(Data records)
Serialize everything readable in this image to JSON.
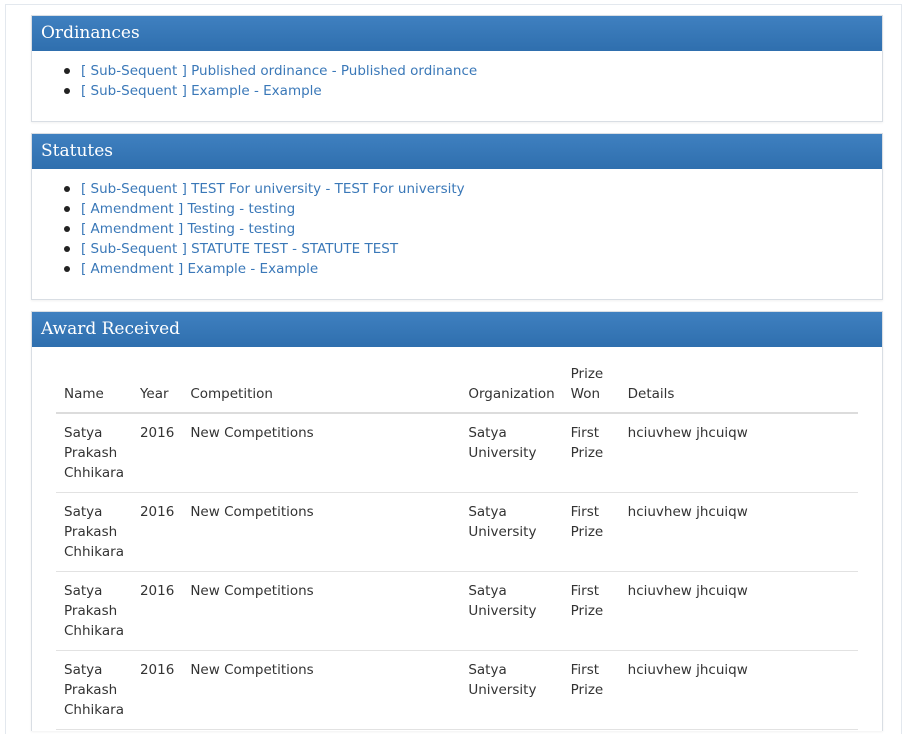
{
  "ordinances": {
    "title": "Ordinances",
    "items": [
      {
        "label": "[ Sub-Sequent ] Published ordinance - Published ordinance"
      },
      {
        "label": "[ Sub-Sequent ] Example - Example"
      }
    ]
  },
  "statutes": {
    "title": "Statutes",
    "items": [
      {
        "label": "[ Sub-Sequent ] TEST For university - TEST For university"
      },
      {
        "label": "[ Amendment ] Testing - testing"
      },
      {
        "label": "[ Amendment ] Testing - testing"
      },
      {
        "label": "[ Sub-Sequent ] STATUTE TEST - STATUTE TEST"
      },
      {
        "label": "[ Amendment ] Example - Example"
      }
    ]
  },
  "awards": {
    "title": "Award Received",
    "columns": {
      "name": "Name",
      "year": "Year",
      "competition": "Competition",
      "organization": "Organization",
      "prize_won": "Prize Won",
      "details": "Details"
    },
    "rows": [
      {
        "name": "Satya Prakash Chhikara",
        "year": "2016",
        "competition": "New Competitions",
        "organization": "Satya University",
        "prize_won": "First Prize",
        "details": "hciuvhew jhcuiqw"
      },
      {
        "name": "Satya Prakash Chhikara",
        "year": "2016",
        "competition": "New Competitions",
        "organization": "Satya University",
        "prize_won": "First Prize",
        "details": "hciuvhew jhcuiqw"
      },
      {
        "name": "Satya Prakash Chhikara",
        "year": "2016",
        "competition": "New Competitions",
        "organization": "Satya University",
        "prize_won": "First Prize",
        "details": "hciuvhew jhcuiqw"
      },
      {
        "name": "Satya Prakash Chhikara",
        "year": "2016",
        "competition": "New Competitions",
        "organization": "Satya University",
        "prize_won": "First Prize",
        "details": "hciuvhew jhcuiqw"
      }
    ]
  },
  "colors": {
    "header_blue": "#3476b8",
    "link_blue": "#3a78b8",
    "text": "#333333"
  }
}
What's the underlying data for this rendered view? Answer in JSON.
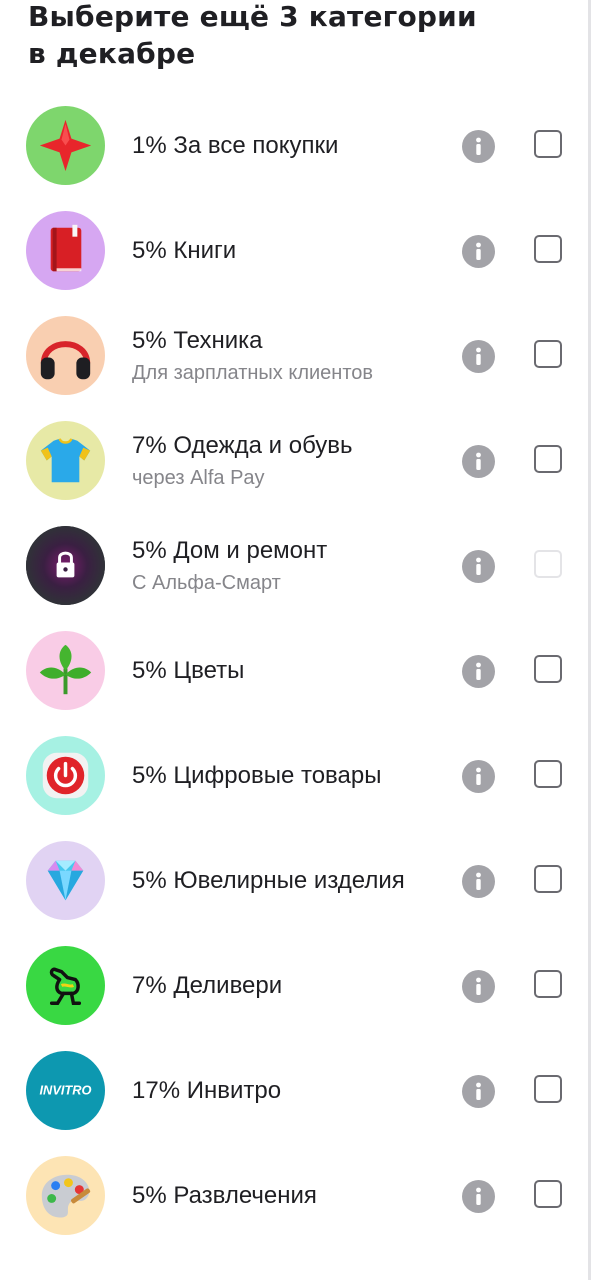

STATED TASK => Reply with only the number of lines in the material above where the string "Sequent" appears.

SOLUTION TO THIS PROBLEM => 4